## BEGIN SOURCE MATERIAL

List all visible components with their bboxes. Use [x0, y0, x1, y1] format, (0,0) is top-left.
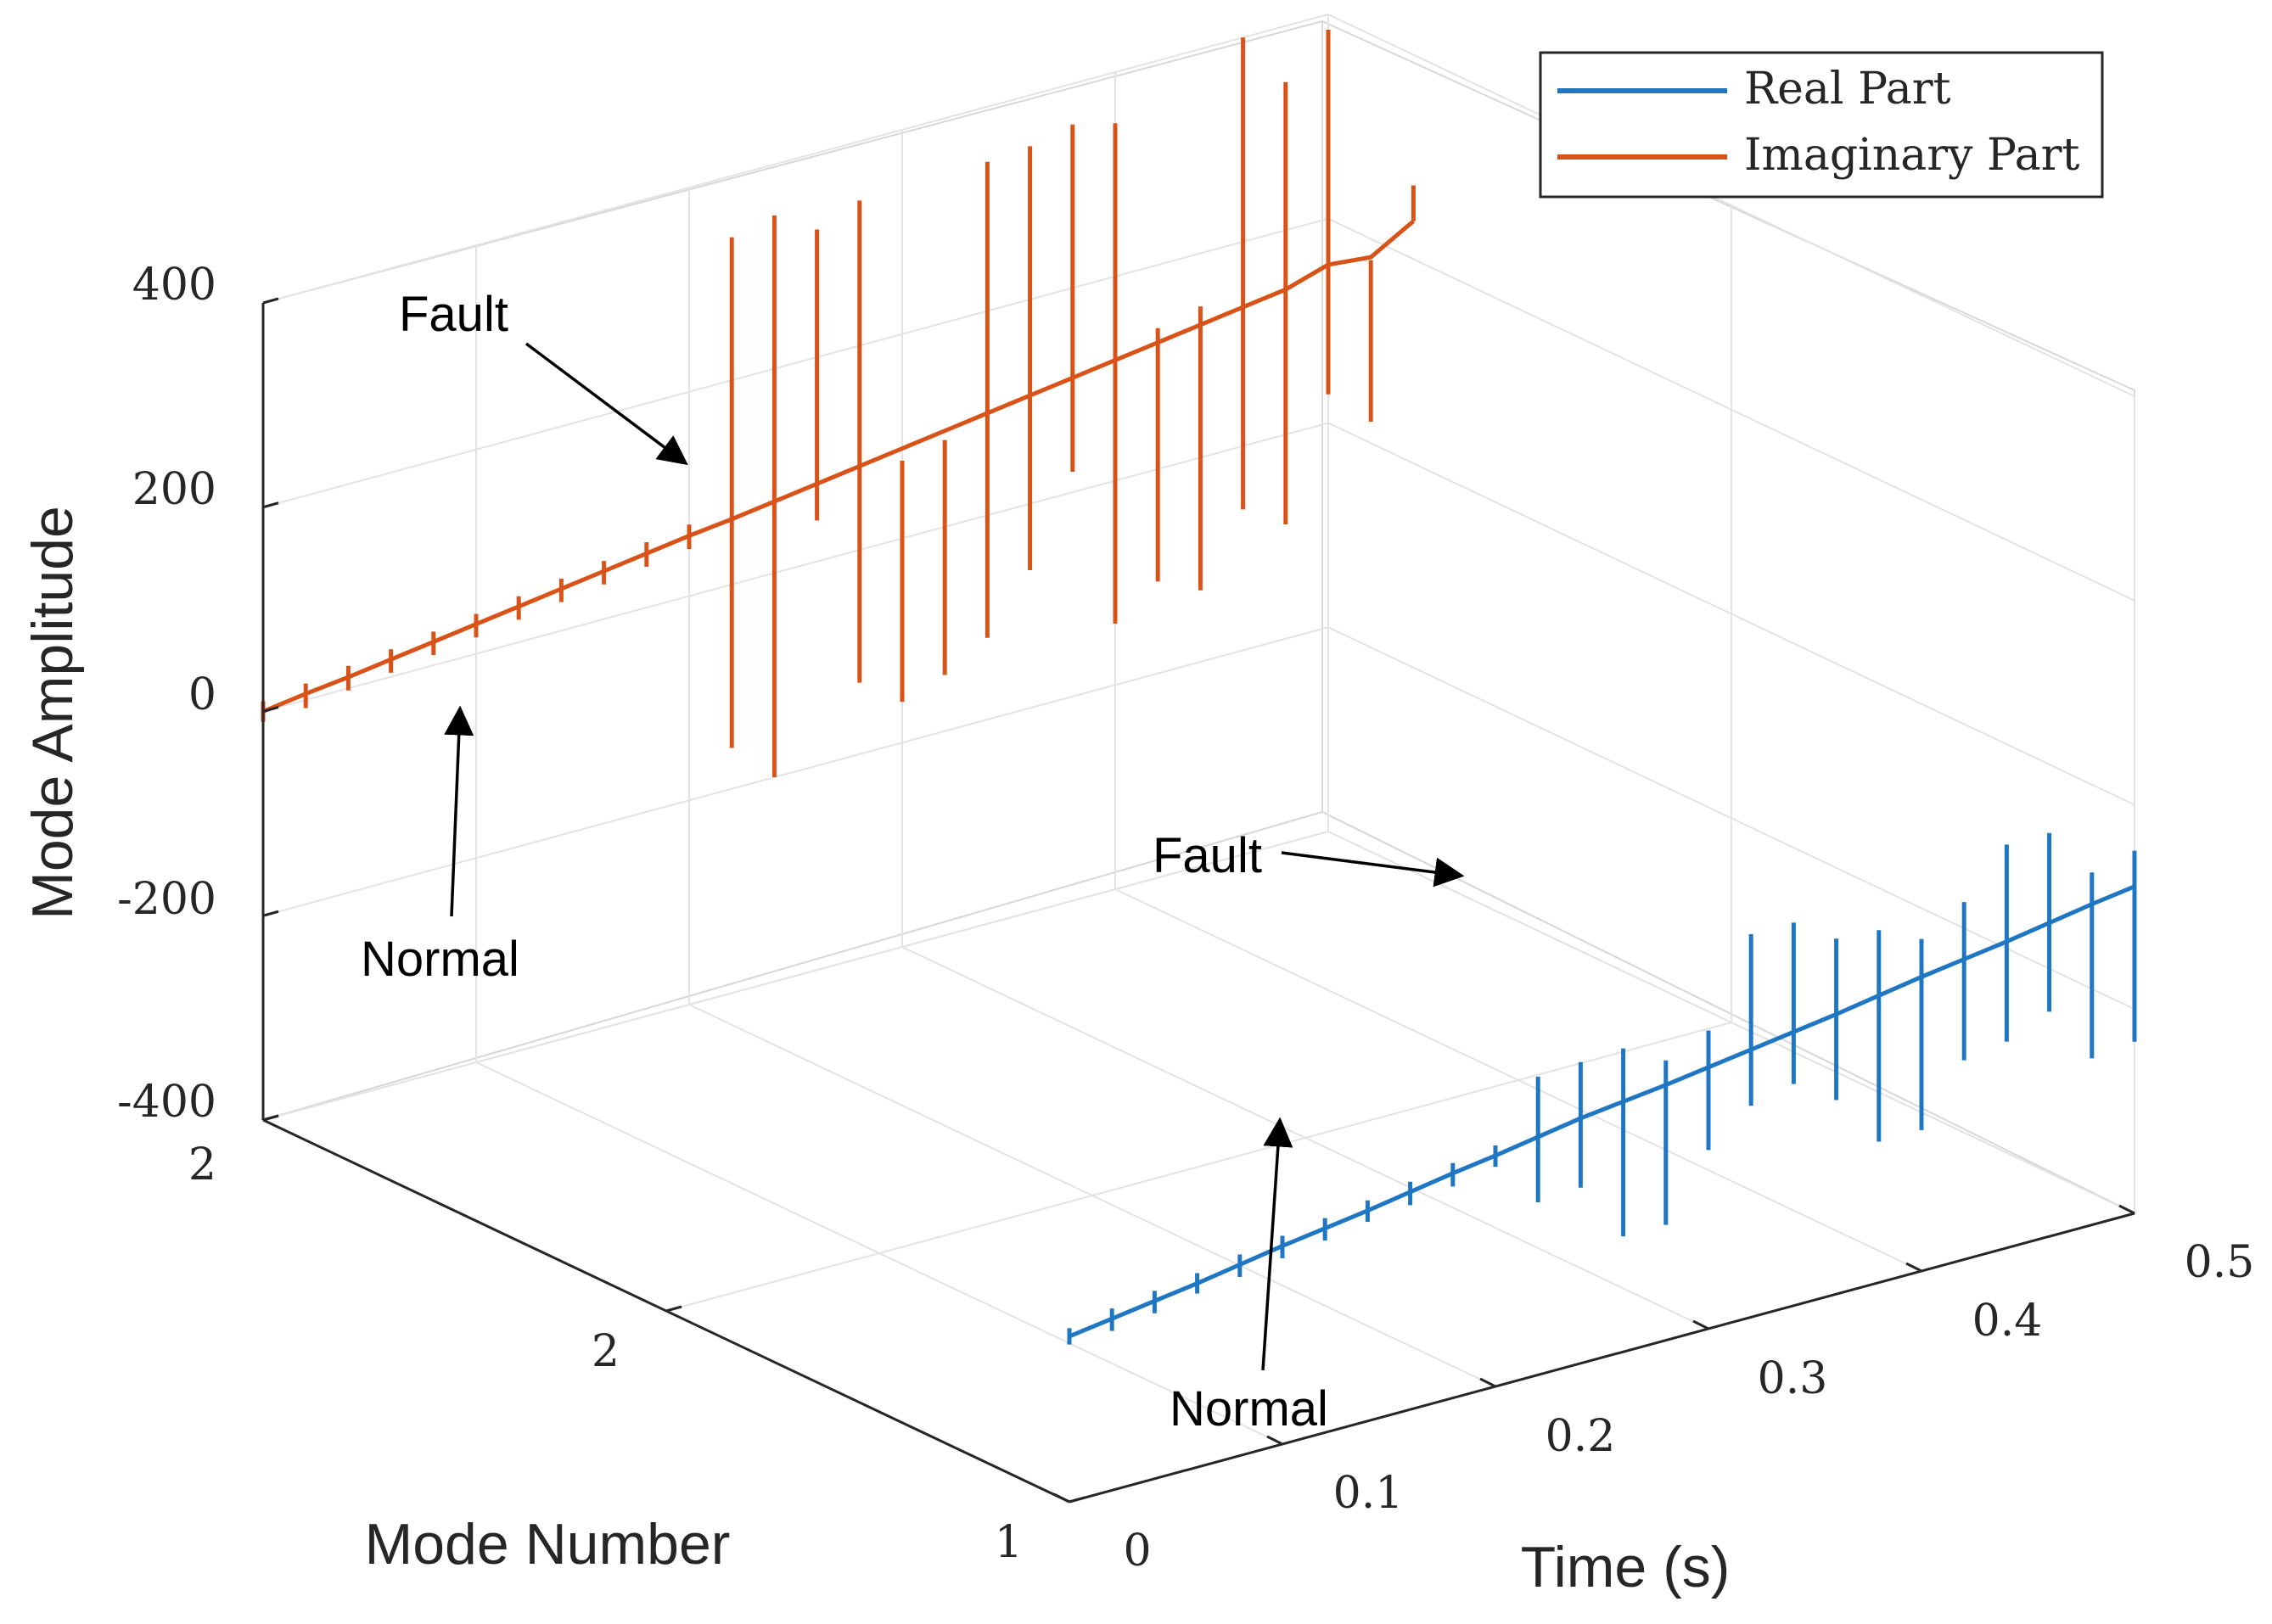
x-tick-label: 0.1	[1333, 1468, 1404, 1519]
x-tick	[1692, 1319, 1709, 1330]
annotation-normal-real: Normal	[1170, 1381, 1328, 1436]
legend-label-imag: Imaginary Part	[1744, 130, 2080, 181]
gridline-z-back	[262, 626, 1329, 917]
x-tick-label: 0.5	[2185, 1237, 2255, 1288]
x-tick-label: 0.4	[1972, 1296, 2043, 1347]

## END SOURCE MATERIAL

* **STATED GOAL**: Rewrite each of the records with "components" changed to "elements" and everything else kept the same. Leave the pictures out of your answer.

* **RESPONSE TO THIS EXERCISE**:
List all visible elements with their bboxes. Use [x0, y0, x1, y1] format, (0,0) is top-left.
x-tick-label: 0.1	[1333, 1468, 1404, 1519]
x-tick	[1692, 1319, 1709, 1330]
annotation-normal-real: Normal	[1170, 1381, 1328, 1436]
legend-label-imag: Imaginary Part	[1744, 130, 2080, 181]
gridline-z-back	[262, 626, 1329, 917]
x-tick-label: 0.5	[2185, 1237, 2255, 1288]
x-tick-label: 0.4	[1972, 1296, 2043, 1347]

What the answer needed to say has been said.